## WRITTEN REQUEST A
According to the Sierra Trek passage, what time did the writer meet the support crew?
## WRITTEN REQUEST B
Reproduce the text of the Sierra Trek passage between "When I last" and "the first year.", inclusive.

━━━ EXCERPTED PASSAGE

When I last wrote about the first Sierra Trek, the morning of the event had arrived. I was a worried man. I found myself singing Woodie Guthrie’s fateful words as I drove up into the mountains:
“It takes a worried man to sing a worried song/I’m worried now, but I won’t be worried long/I went across the river and I laid down to sleep/When I woke up, I had shackles on my feet.”
Note: As I’ve mentioned before, the photos in this blog are from other Treks. I didn’t carry a camera on the first year.
I met my support crew at a small restaurant just outside of Squaw Valley at 7:00 AM. Steve had recruited two friends to help out. One was Steve Locke, whose family owned large sections of Delta farm land and had a town named after them. The other was Bob with no last name, strong quiet Bob who was an excellent man to have along in an emergency, who loaned us valuable equipment such as walkie-talkies and a jeep, and who, I learned years later when he was in prison, made his living flying pot out of South America. Steve Crowle was to be my assistant leader, Steve Locke was going to drive a back-up jeep, and Bob was to be there just in case— in case of what I wasn’t sure.
We drove the last three miles into Squaw Valley to meet our fate. The Trekkers were arriving in droves and milling around like lost sheep. There was fat Charlie, skinny Orvis, beautiful Lisa, and 57 other people ready to follow us across the mountains. I felt a little like Moses must have felt in leading folks off into the wilderness, except I didn’t have his guidance system. I also wondered how Moses might have fared feeding the Israelites Ham Cheddarton instead of manna. We might have a different religion today.

━━━━━━
━━━ RECORD SET

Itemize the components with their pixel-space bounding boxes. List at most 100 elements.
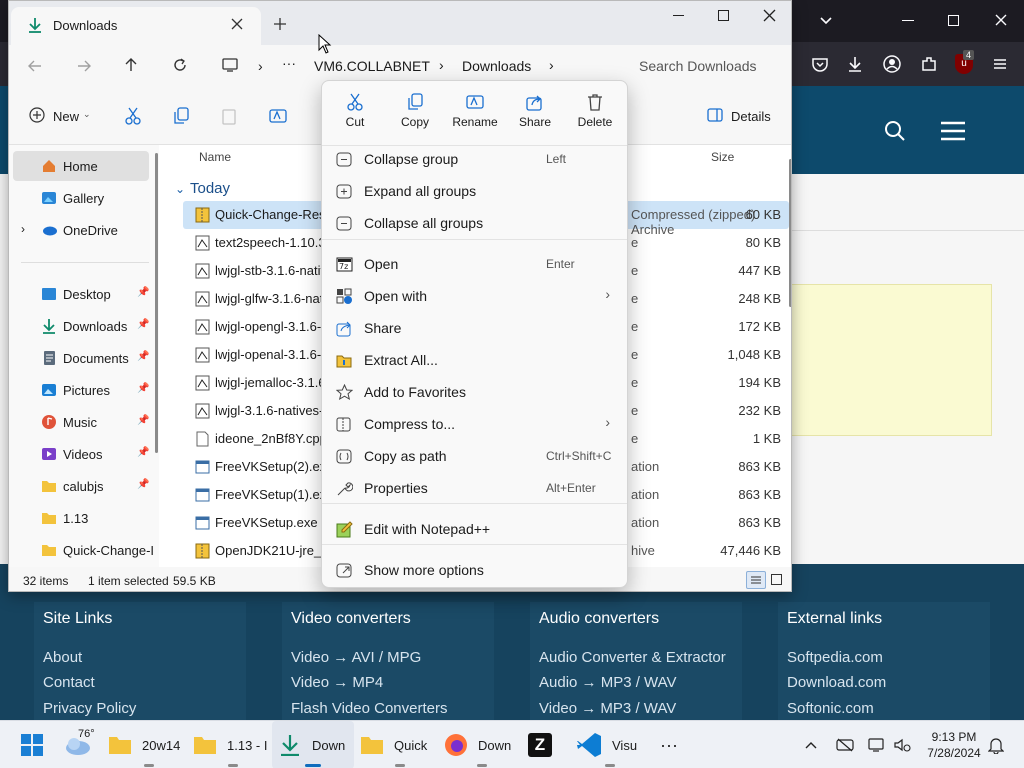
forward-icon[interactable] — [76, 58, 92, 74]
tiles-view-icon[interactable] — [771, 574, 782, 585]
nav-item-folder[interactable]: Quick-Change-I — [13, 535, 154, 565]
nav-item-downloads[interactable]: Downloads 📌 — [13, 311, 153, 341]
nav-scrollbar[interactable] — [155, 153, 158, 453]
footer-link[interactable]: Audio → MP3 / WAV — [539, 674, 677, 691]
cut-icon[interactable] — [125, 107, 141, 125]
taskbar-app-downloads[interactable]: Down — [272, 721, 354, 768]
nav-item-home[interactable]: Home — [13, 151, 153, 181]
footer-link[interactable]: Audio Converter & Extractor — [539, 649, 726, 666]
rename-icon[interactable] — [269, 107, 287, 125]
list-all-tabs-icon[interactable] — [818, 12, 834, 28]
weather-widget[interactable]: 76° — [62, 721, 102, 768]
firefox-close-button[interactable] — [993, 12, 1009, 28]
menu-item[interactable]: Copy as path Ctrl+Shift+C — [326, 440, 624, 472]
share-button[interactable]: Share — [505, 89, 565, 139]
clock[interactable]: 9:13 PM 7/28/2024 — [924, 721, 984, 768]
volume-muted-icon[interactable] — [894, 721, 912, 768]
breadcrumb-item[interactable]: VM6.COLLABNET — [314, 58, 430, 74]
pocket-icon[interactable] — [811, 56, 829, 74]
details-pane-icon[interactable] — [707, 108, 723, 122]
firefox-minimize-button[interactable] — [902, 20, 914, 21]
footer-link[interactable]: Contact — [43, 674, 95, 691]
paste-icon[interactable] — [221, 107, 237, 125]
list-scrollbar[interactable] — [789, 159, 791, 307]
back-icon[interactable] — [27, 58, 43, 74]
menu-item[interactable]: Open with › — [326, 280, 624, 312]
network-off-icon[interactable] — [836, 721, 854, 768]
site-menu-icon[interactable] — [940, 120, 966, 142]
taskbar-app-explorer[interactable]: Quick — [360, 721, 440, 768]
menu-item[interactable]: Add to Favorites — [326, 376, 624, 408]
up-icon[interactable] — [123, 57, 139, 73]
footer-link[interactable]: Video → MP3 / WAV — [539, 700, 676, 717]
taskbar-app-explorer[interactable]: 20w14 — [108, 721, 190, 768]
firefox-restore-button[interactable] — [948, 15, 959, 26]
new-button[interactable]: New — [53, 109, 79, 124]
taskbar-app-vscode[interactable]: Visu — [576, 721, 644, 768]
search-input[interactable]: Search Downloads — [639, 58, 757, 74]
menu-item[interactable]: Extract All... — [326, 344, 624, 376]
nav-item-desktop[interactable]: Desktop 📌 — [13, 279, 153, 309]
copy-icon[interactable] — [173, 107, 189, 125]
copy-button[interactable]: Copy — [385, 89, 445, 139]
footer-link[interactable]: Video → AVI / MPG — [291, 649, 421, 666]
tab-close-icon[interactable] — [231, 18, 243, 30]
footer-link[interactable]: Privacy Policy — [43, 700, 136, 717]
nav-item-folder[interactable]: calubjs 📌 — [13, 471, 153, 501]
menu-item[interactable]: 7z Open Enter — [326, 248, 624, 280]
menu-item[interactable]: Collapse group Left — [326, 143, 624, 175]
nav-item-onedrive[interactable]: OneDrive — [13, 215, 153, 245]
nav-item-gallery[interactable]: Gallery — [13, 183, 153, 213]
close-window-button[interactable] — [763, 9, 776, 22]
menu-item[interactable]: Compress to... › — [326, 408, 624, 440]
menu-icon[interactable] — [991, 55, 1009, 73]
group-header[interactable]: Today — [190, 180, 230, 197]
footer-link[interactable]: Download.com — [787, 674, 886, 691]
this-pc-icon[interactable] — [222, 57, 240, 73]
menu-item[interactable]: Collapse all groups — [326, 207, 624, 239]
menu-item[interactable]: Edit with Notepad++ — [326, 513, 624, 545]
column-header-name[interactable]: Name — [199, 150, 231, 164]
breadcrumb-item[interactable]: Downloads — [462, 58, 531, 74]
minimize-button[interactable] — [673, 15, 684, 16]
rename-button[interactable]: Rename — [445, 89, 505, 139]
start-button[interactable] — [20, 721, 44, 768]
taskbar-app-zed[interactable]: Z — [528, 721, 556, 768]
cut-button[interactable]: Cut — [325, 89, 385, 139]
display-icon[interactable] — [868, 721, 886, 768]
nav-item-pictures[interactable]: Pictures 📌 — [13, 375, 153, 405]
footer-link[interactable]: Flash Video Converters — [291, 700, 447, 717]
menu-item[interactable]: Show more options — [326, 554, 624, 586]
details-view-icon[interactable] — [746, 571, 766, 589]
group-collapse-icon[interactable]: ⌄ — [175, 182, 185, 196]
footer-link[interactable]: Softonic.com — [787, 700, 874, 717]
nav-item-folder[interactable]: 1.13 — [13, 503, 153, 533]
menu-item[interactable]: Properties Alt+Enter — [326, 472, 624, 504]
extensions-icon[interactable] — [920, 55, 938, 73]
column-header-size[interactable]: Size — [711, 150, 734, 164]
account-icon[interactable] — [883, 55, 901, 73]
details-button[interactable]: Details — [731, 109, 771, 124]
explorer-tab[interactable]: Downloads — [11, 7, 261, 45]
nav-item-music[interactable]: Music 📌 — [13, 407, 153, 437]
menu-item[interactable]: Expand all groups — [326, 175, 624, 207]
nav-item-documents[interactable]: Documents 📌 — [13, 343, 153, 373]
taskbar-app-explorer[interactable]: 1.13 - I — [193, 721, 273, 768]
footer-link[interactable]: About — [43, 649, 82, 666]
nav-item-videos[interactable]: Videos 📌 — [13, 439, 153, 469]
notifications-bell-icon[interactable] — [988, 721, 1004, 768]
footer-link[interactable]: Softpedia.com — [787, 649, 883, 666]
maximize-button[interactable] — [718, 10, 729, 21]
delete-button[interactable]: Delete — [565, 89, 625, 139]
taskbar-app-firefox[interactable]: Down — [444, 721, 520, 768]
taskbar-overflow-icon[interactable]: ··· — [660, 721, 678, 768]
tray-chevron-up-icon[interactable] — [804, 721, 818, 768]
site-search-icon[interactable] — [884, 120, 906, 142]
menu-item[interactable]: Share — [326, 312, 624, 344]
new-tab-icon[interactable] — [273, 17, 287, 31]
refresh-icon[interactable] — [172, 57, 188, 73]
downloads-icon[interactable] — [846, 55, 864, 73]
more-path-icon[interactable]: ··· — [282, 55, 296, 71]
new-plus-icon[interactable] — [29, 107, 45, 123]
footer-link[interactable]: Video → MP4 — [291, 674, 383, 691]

━━━━━━
━━━ RECORD SET

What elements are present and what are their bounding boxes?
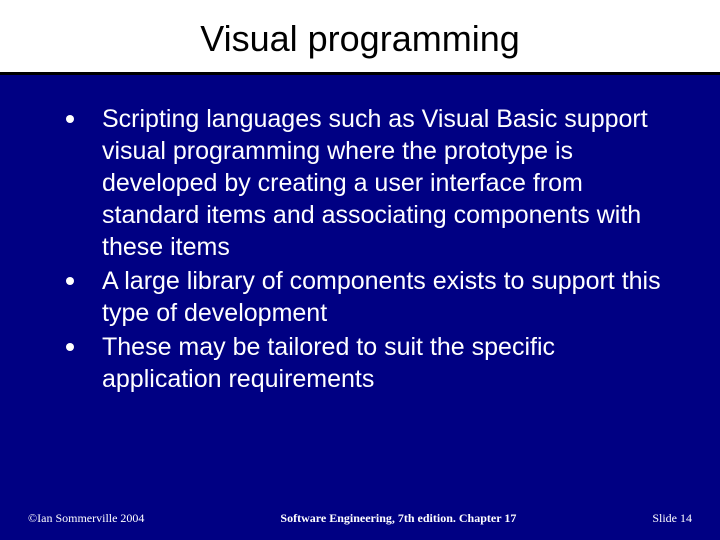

━━━━━━

## FINISHED ANSWER A
7:00 AM

## FINISHED ANSWER B
When I last wrote about the first Sierra Trek, the morning of the event had arrived. I was a worried man. I found myself singing Woodie Guthrie’s fateful words as I drove up into the mountains:
“It takes a worried man to sing a worried song/I’m worried now, but I won’t be worried long/I went across the river and I laid down to sleep/When I woke up, I had shackles on my feet.”
Note: As I’ve mentioned before, the photos in this blog are from other Treks. I didn’t carry a camera on the first year.